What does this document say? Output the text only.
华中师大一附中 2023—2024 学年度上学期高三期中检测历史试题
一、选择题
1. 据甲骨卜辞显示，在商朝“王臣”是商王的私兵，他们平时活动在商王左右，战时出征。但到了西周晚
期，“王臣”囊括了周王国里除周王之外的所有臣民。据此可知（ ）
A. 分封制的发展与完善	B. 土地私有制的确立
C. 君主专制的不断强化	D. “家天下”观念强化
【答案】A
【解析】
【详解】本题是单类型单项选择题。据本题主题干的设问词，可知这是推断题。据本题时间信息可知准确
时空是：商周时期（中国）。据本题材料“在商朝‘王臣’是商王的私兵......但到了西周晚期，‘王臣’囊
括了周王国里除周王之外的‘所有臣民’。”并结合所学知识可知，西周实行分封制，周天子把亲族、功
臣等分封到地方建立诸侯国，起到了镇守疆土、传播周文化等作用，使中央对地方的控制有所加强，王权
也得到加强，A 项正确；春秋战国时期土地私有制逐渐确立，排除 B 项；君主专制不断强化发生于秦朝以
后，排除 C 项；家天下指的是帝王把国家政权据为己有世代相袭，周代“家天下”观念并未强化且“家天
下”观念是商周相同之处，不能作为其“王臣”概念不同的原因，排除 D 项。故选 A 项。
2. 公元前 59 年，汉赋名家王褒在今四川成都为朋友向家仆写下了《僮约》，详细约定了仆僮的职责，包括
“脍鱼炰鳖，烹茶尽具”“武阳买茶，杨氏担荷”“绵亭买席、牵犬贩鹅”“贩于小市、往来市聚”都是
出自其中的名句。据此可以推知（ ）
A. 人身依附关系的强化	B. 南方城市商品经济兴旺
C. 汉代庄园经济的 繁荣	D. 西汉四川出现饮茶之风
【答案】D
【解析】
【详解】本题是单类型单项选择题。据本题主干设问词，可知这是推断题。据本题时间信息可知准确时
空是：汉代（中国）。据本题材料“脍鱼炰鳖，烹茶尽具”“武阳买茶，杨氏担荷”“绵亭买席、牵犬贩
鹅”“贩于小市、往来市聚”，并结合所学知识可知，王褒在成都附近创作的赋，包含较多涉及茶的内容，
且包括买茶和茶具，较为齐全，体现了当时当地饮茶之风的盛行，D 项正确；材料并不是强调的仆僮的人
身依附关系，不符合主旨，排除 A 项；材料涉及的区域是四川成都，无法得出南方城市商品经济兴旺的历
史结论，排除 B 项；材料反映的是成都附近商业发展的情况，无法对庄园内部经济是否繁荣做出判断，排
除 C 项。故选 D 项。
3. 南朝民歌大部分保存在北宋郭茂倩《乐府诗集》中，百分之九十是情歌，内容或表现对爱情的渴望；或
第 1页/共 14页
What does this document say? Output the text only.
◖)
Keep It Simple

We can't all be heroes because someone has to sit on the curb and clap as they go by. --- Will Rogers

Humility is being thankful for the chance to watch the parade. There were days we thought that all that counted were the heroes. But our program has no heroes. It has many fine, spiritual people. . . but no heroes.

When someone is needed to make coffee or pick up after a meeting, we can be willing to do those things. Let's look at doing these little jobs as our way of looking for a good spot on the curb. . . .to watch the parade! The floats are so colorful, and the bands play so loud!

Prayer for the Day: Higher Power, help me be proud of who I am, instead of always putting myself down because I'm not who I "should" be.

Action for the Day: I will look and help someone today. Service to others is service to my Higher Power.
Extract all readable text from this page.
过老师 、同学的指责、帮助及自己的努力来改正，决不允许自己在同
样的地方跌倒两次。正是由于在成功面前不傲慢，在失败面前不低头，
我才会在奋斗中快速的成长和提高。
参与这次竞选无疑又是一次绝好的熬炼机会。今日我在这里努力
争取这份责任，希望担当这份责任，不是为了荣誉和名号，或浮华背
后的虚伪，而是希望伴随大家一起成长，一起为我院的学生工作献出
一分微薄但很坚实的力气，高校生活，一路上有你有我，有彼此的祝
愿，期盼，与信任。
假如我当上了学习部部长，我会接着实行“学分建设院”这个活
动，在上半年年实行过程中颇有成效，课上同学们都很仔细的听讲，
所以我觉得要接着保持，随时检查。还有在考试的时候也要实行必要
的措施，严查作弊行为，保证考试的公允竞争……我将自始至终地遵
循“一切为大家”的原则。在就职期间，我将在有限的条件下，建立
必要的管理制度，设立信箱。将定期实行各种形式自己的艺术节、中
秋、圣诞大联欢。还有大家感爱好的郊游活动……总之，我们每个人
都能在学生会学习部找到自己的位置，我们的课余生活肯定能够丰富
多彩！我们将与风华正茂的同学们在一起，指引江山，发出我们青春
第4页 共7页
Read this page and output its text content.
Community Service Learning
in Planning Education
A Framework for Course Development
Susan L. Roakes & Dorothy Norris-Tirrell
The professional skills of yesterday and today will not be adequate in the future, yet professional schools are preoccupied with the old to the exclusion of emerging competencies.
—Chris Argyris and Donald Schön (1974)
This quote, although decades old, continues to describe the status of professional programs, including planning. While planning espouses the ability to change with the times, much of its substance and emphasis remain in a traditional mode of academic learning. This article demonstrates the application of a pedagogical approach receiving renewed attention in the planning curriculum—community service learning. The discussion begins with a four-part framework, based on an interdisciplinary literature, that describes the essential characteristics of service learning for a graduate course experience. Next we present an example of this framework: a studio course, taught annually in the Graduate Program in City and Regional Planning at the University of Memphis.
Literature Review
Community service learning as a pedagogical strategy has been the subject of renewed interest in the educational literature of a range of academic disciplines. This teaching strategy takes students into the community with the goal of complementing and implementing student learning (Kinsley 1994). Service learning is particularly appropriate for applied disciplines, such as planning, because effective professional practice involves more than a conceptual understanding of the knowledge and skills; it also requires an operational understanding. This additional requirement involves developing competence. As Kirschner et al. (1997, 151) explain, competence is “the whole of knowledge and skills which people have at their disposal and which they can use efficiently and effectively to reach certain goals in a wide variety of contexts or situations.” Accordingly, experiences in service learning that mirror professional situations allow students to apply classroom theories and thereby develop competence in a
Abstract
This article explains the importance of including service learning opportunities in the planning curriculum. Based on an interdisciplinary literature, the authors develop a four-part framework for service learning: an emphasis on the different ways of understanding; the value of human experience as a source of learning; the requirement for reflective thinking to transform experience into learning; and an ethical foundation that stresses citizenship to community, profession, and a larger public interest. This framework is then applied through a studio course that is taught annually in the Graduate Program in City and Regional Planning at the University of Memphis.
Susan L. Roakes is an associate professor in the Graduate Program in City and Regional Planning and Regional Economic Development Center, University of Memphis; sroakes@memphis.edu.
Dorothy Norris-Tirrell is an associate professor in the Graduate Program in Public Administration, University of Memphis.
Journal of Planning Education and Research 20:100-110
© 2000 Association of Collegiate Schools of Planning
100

+++

The task: Output each record precisely as given.

Correct result:
What does this document say? Output the text only.
华中师大一附中 2023—2024 学年度上学期高三期中检测历史试题
一、选择题
1. 据甲骨卜辞显示，在商朝“王臣”是商王的私兵，他们平时活动在商王左右，战时出征。但到了西周晚
期，“王臣”囊括了周王国里除周王之外的所有臣民。据此可知（ ）
A. 分封制的发展与完善	B. 土地私有制的确立
C. 君主专制的不断强化	D. “家天下”观念强化
【答案】A
【解析】
【详解】本题是单类型单项选择题。据本题主题干的设问词，可知这是推断题。据本题时间信息可知准确
时空是：商周时期（中国）。据本题材料“在商朝‘王臣’是商王的私兵......但到了西周晚期，‘王臣’囊
括了周王国里除周王之外的‘所有臣民’。”并结合所学知识可知，西周实行分封制，周天子把亲族、功
臣等分封到地方建立诸侯国，起到了镇守疆土、传播周文化等作用，使中央对地方的控制有所加强，王权
也得到加强，A 项正确；春秋战国时期土地私有制逐渐确立，排除 B 项；君主专制不断强化发生于秦朝以
后，排除 C 项；家天下指的是帝王把国家政权据为己有世代相袭，周代“家天下”观念并未强化且“家天
下”观念是商周相同之处，不能作为其“王臣”概念不同的原因，排除 D 项。故选 A 项。
2. 公元前 59 年，汉赋名家王褒在今四川成都为朋友向家仆写下了《僮约》，详细约定了仆僮的职责，包括
“脍鱼炰鳖，烹茶尽具”“武阳买茶，杨氏担荷”“绵亭买席、牵犬贩鹅”“贩于小市、往来市聚”都是
出自其中的名句。据此可以推知（ ）
A. 人身依附关系的强化	B. 南方城市商品经济兴旺
C. 汉代庄园经济的 繁荣	D. 西汉四川出现饮茶之风
【答案】D
【解析】
【详解】本题是单类型单项选择题。据本题主干设问词，可知这是推断题。据本题时间信息可知准确时
空是：汉代（中国）。据本题材料“脍鱼炰鳖，烹茶尽具”“武阳买茶，杨氏担荷”“绵亭买席、牵犬贩
鹅”“贩于小市、往来市聚”，并结合所学知识可知，王褒在成都附近创作的赋，包含较多涉及茶的内容，
且包括买茶和茶具，较为齐全，体现了当时当地饮茶之风的盛行，D 项正确；材料并不是强调的仆僮的人
身依附关系，不符合主旨，排除 A 项；材料涉及的区域是四川成都，无法得出南方城市商品经济兴旺的历
史结论，排除 B 项；材料反映的是成都附近商业发展的情况，无法对庄园内部经济是否繁荣做出判断，排
除 C 项。故选 D 项。
3. 南朝民歌大部分保存在北宋郭茂倩《乐府诗集》中，百分之九十是情歌，内容或表现对爱情的渴望；或
第 1页/共 14页
What does this document say? Output the text only.
◖)
Keep It Simple

We can't all be heroes because someone has to sit on the curb and clap as they go by. --- Will Rogers

Humility is being thankful for the chance to watch the parade. There were days we thought that all that counted were the heroes. But our program has no heroes. It has many fine, spiritual people. . . but no heroes.

When someone is needed to make coffee or pick up after a meeting, we can be willing to do those things. Let's look at doing these little jobs as our way of looking for a good spot on the curb. . . .to watch the parade! The floats are so colorful, and the bands play so loud!

Prayer for the Day: Higher Power, help me be proud of who I am, instead of always putting myself down because I'm not who I "should" be.

Action for the Day: I will look and help someone today. Service to others is service to my Higher Power.
Extract all readable text from this page.
过老师 、同学的指责、帮助及自己的努力来改正，决不允许自己在同
样的地方跌倒两次。正是由于在成功面前不傲慢，在失败面前不低头，
我才会在奋斗中快速的成长和提高。
参与这次竞选无疑又是一次绝好的熬炼机会。今日我在这里努力
争取这份责任，希望担当这份责任，不是为了荣誉和名号，或浮华背
后的虚伪，而是希望伴随大家一起成长，一起为我院的学生工作献出
一分微薄但很坚实的力气，高校生活，一路上有你有我，有彼此的祝
愿，期盼，与信任。
假如我当上了学习部部长，我会接着实行“学分建设院”这个活
动，在上半年年实行过程中颇有成效，课上同学们都很仔细的听讲，
所以我觉得要接着保持，随时检查。还有在考试的时候也要实行必要
的措施，严查作弊行为，保证考试的公允竞争……我将自始至终地遵
循“一切为大家”的原则。在就职期间，我将在有限的条件下，建立
必要的管理制度，设立信箱。将定期实行各种形式自己的艺术节、中
秋、圣诞大联欢。还有大家感爱好的郊游活动……总之，我们每个人
都能在学生会学习部找到自己的位置，我们的课余生活肯定能够丰富
多彩！我们将与风华正茂的同学们在一起，指引江山，发出我们青春
第4页 共7页
Read this page and output its text content.
Community Service Learning
in Planning Education
A Framework for Course Development
Susan L. Roakes & Dorothy Norris-Tirrell
The professional skills of yesterday and today will not be adequate in the future, yet professional schools are preoccupied with the old to the exclusion of emerging competencies.
—Chris Argyris and Donald Schön (1974)
This quote, although decades old, continues to describe the status of professional programs, including planning. While planning espouses the ability to change with the times, much of its substance and emphasis remain in a traditional mode of academic learning. This article demonstrates the application of a pedagogical approach receiving renewed attention in the planning curriculum—community service learning. The discussion begins with a four-part framework, based on an interdisciplinary literature, that describes the essential characteristics of service learning for a graduate course experience. Next we present an example of this framework: a studio course, taught annually in the Graduate Program in City and Regional Planning at the University of Memphis.
Literature Review
Community service learning as a pedagogical strategy has been the subject of renewed interest in the educational literature of a range of academic disciplines. This teaching strategy takes students into the community with the goal of complementing and implementing student learning (Kinsley 1994). Service learning is particularly appropriate for applied disciplines, such as planning, because effective professional practice involves more than a conceptual understanding of the knowledge and skills; it also requires an operational understanding. This additional requirement involves developing competence. As Kirschner et al. (1997, 151) explain, competence is “the whole of knowledge and skills which people have at their disposal and which they can use efficiently and effectively to reach certain goals in a wide variety of contexts or situations.” Accordingly, experiences in service learning that mirror professional situations allow students to apply classroom theories and thereby develop competence in a
Abstract
This article explains the importance of including service learning opportunities in the planning curriculum. Based on an interdisciplinary literature, the authors develop a four-part framework for service learning: an emphasis on the different ways of understanding; the value of human experience as a source of learning; the requirement for reflective thinking to transform experience into learning; and an ethical foundation that stresses citizenship to community, profession, and a larger public interest. This framework is then applied through a studio course that is taught annually in the Graduate Program in City and Regional Planning at the University of Memphis.
Susan L. Roakes is an associate professor in the Graduate Program in City and Regional Planning and Regional Economic Development Center, University of Memphis; sroakes@memphis.edu.
Dorothy Norris-Tirrell is an associate professor in the Graduate Program in Public Administration, University of Memphis.
Journal of Planning Education and Research 20:100-110
© 2000 Association of Collegiate Schools of Planning
100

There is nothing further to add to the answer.